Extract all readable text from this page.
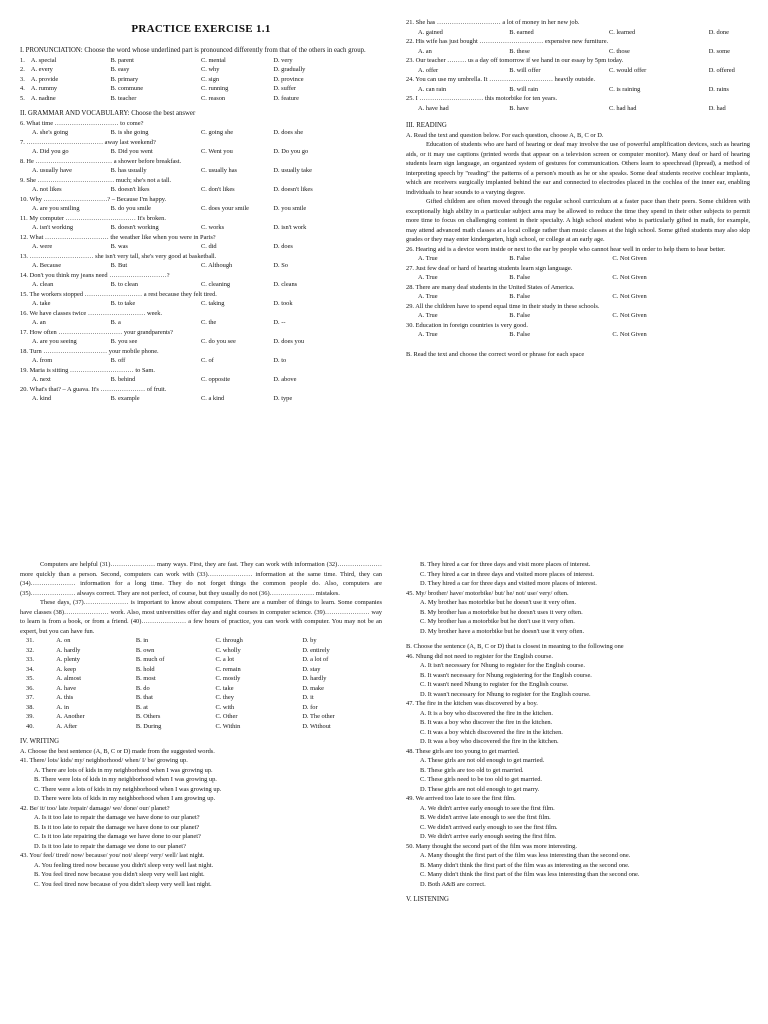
PRACTICE EXERCISE 1.1
I. PRONUNCIATION: Choose the word whose underlined part is pronounced differently from that of the others in each group.
1. A. special	B. parent	C. mental	D. very
2. A. every	B. easy	C. why	D. gradually
3. A. provide	B. primary	C. sign	D. province
4. A. rummy	B. commune	C. running	D. suffer
5. A. nadine	B. teacher	C. reason	D. feature
II. GRAMMAR AND VOCABULARY: Choose the best answer
6. What time ………………………… to come?
A. she's going	B. is she going	C. going she	D. does she
7. ……………………………… away last weekend?
A. Did you go	B. Did you went	C. Went you	D. Do you go
8. He ……………………………… a shower before breakfast.
A. usually have	B. has usually	C. usually has	D. usually take
9. She ……………………………… much; she's not a tall.
A. not likes	B. doesn't likes	C. don't likes	D. doesn't likes
10. Why …………………………? – Because I'm happy.
A. are you smiling	B. do you smile	C. does your smile	D. you smile
11. My computer …………………………… It's broken.
A. isn't working	B. doesn't working	C. works	D. isn't work
12. What ………………………… the weather like when you were in Paris?
A. were	B. was	C. did	D. does
13. ………………………… she isn't very tall, she's very good at basketball.
A. Because	B. But	C. Although	D. So
14. Don't you think my jeans need ………………………?
A. clean	B. to clean	C. cleaning	D. cleans
15. The workers stopped ……………………… a rest because they felt tired.
A. take	B. to take	C. taking	D. took
16. We have classes twice ……………………… week.
A. an	B. a	C. the	D. --
17. How often ………………………… your grandparents?
A. are you seeing	B. you see	C. do you see	D. does you
18. Turn ………………………… your mobile phone.
A. from	B. off	C. of	D. to
19. Maria is sitting ………………………… to Sam.
A. next	B. behind	C. opposite	D. above
20. What's that? – A guava. It's ………………… of fruit.
A. kind	B. example	C. a kind	D. type
21. She has ………………………… a lot of money in her new job.
A. gained	B. earned	C. learned	D. done
22. His wife has just bought ………………………… expensive new furniture.
A. an	B. these	C. those	D. some
23. Our teacher ……… us a day off tomorrow if we hand in our essay by 5pm today.
A. offer	B. will offer	C. would offer	D. offered
24. You can use my umbrella. It ………………………… heavily outside.
A. can rain	B. will rain	C. is raining	D. rains
25. I ………………………… this motorbike for ten years.
A. have had	B. have	C. had had	D. had
III. READING
A. Read the text and question below. For each question, choose A, B, C or D.
Education of students who are hard of hearing or deaf may involve the use of powerful amplification devices, such as hearing aids, or it may use captions (printed words that appear on a television screen or computer monitor). Many deaf or hard of hearing students learn sign language, an organized system of gestures for communication. Others learn to speechread (lipread), a method of interpreting speech by "reading" the patterns of a person's mouth as he or she speaks. Some deaf students receive cochlear implants, which are receivers surgically implanted behind the ear and connected to electrodes placed in the cochlea of the inner ear, enabling individuals to hear sounds to a varying degree.
Gifted children are often moved through the regular school curriculum at a faster pace than their peers. Some children with exceptionally high ability in a particular subject area may be allowed to reduce the time they spend in their other subjects to permit more time to focus on challenging content in their specialty. A high school student who is particularly gifted in math, for example, may attend advanced math classes at a local college rather than music classes at the high school. Some gifted students may also skip grades or they may enter kindergarten, high school, or college at an early age.
26. Hearing aid is a device worn inside or next to the ear by people who cannot hear well in order to help them to hear better.
A. True	B. False	C. Not Given
27. Just few deaf or hard of hearing students learn sign language.
A. True	B. False	C. Not Given
28. There are many deaf students in the United States of America.
A. True	B. False	C. Not Given
29. All the children have to spend equal time in their study in these schools.
A. True	B. False	C. Not Given
30. Education in foreign countries is very good.
A. True	B. False	C. Not Given
B. Read the text and choose the correct word or phrase for each space
Computers are helpful (31)………………… many ways. First, they are fast. They can work with information (32)………………… more quickly than a person. Second, computers can work with (33)………………… information at the same time. Third, they can (34)………………… information for a long time. They do not forget things the common people do. Also, computers are (35)………………… always correct. They are not perfect, of course, but they usually do not (36)………………… mistakes.
These days, (37)………………… is important to know about computers. There are a number of things to learn. Some companies have classes (38)………………… work. Also, most universities offer day and night courses in computer science. (39)………………… way to learn is from a book, or from a friend. (40)………………… a few hours of practice, you can work with computer. You may not be an expert, but you can have fun.
31.	A. on	B. in	C. through	D. by
32.	A. hardly	B. own	C. wholly	D. entirely
33.	A. plenty	B. much of	C. a lot	D. a lot of
34.	A. keep	B. hold	C. remain	D. stay
35.	A. almost	B. most	C. mostly	D. hardly
36.	A. have	B. do	C. take	D. make
37.	A. this	B. that	C. they	D. it
38.	A. in	B. at	C. with	D. for
39.	A. Another	B. Others	C. Other	D. The other
40.	A. After	B. During	C. Within	D. Without
IV. WRITING
A. Choose the best sentence (A, B, C or D) made from the suggested words.
41. There/ lots/ kids/ my/ neighborhood/ when/ I/ be/ growing up.
A. There are lots of kids in my neighborhood when I was growing up.
B. There were lots of kids in my neighborhood when I was growing up.
C. There were a lots of kids in my neighborhood when I was growing up.
D. There were lots of kids in my neighborhood when I am growing up.
42. Be/ it/ too/ late /repair/ damage/ we/ done/ our/ planet?
A. Is it too late to repair the damage we have done to our planet?
B. Is it too late to repair the damage we have done to our planet?
C. Is it too late repairing the damage we have done to our planet?
D. Is it too late to repair the damage we done to our planet?
43. You/ feel/ tired/ now/ because/ you/ not/ sleep/ very/ well/ last night.
A. You feeling tired now because you didn't sleep very well last night.
B. You feel tired now because you didn't sleep very well last night.
C. You feel tired now because of you didn't sleep very well last night.
B. They hired a car for three days and visit more places of interest.
C. They hired a car in three days and visited more places of interest.
D. They hired a car for three days and visited more places of interest.
45. My/ brother/ have/ motorbike/ but/ he/ not/ use/ very/ often.
A. My brother has motorbike but he doesn't use it very often.
B. My brother has a motorbike but he doesn't uses it very often.
C. My brother has a motorbike but he don't use it very often.
D. My brother have a motorbike but he doesn't use it very often.
B. Choose the sentence (A, B, C or D) that is closest in meaning to the following one
46. Nhung did not need to register for the English course.
A. It isn't necessary for Nhung to register for the English course.
B. It wasn't necessary for Nhung registering for the English course.
C. It wasn't need Nhung to register for the English course.
D. It wasn't necessary for Nhung to register for the English course.
47. The fire in the kitchen was discovered by a boy.
A. It is a boy who discovered the fire in the kitchen.
B. It was a boy who discover the fire in the kitchen.
C. It was a boy which discovered the fire in the kitchen.
D. It was a boy who discovered the fire in the kitchen.
48. These girls are too young to get married.
A. These girls are not old enough to get married.
B. These girls are too old to get married.
C. These girls need to be too old to get married.
D. These girls are not old enough to get marry.
49. We arrived too late to see the first film.
A. We didn't arrive early enough to see the first film.
B. We didn't arrive late enough to see the first film.
C. We didn't arrived early enough to see the first film.
D. We didn't arrive early enough seeing the first film.
50. Many thought the second part of the film was more interesting.
A. Many thought the first part of the film was less interesting than the second one.
B. Many didn't think the first part of the film was as interesting as the second one.
C. Many didn't think the first part of the film was less interesting than the second one.
D. Both A&B are correct.
V. LISTENING
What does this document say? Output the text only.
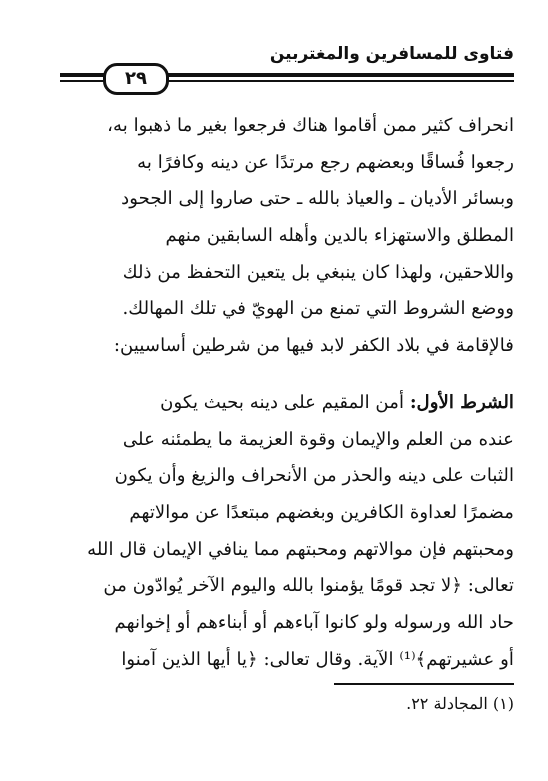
فتاوى للمسافرين والمغتربين
٢٩
انحراف كثير ممن أقاموا هناك فرجعوا بغير ما ذهبوا به،
رجعوا فُساقًا وبعضهم رجع مرتدًا عن دينه وكافرًا به
وبسائر الأديان ـ والعياذ بالله ـ حتى صاروا إلى الجحود
المطلق والاستهزاء بالدين وأهله السابقين منهم
واللاحقين، ولهذا كان ينبغي بل يتعين التحفظ من ذلك
ووضع الشروط التي تمنع من الهويّ في تلك المهالك.
فالإقامة في بلاد الكفر لابد فيها من شرطين أساسيين:
الشرط الأول: أمن المقيم على دينه بحيث يكون
عنده من العلم والإيمان وقوة العزيمة ما يطمئنه على
الثبات على دينه والحذر من الأنحراف والزيغ وأن يكون
مضمرًا لعداوة الكافرين وبغضهم مبتعدًا عن موالاتهم
ومحبتهم فإن موالاتهم ومحبتهم مما ينافي الإيمان قال الله
تعالى: ﴿لا تجد قومًا يؤمنوا بالله واليوم الآخر يُوادّون من
حاد الله ورسوله ولو كانوا آباءهم أو أبناءهم أو إخوانهم
أو عشيرتهم﴾⁽¹⁾ الآية. وقال تعالى: ﴿يا أيها الذين آمنوا
(١) المجادلة ٢٢.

_ _ _

Give again the lines from the line that contains "What does this" through the last line of the material above, exactly and with both ends included. Omit the pictures.

§ The reply:
What does this document say? Output the text only.
فتاوى للمسافرين والمغتربين
٢٩
انحراف كثير ممن أقاموا هناك فرجعوا بغير ما ذهبوا به،
رجعوا فُساقًا وبعضهم رجع مرتدًا عن دينه وكافرًا به
وبسائر الأديان ـ والعياذ بالله ـ حتى صاروا إلى الجحود
المطلق والاستهزاء بالدين وأهله السابقين منهم
واللاحقين، ولهذا كان ينبغي بل يتعين التحفظ من ذلك
ووضع الشروط التي تمنع من الهويّ في تلك المهالك.
فالإقامة في بلاد الكفر لابد فيها من شرطين أساسيين:
الشرط الأول: أمن المقيم على دينه بحيث يكون
عنده من العلم والإيمان وقوة العزيمة ما يطمئنه على
الثبات على دينه والحذر من الأنحراف والزيغ وأن يكون
مضمرًا لعداوة الكافرين وبغضهم مبتعدًا عن موالاتهم
ومحبتهم فإن موالاتهم ومحبتهم مما ينافي الإيمان قال الله
تعالى: ﴿لا تجد قومًا يؤمنوا بالله واليوم الآخر يُوادّون من
حاد الله ورسوله ولو كانوا آباءهم أو أبناءهم أو إخوانهم
أو عشيرتهم﴾⁽¹⁾ الآية. وقال تعالى: ﴿يا أيها الذين آمنوا
(١) المجادلة ٢٢.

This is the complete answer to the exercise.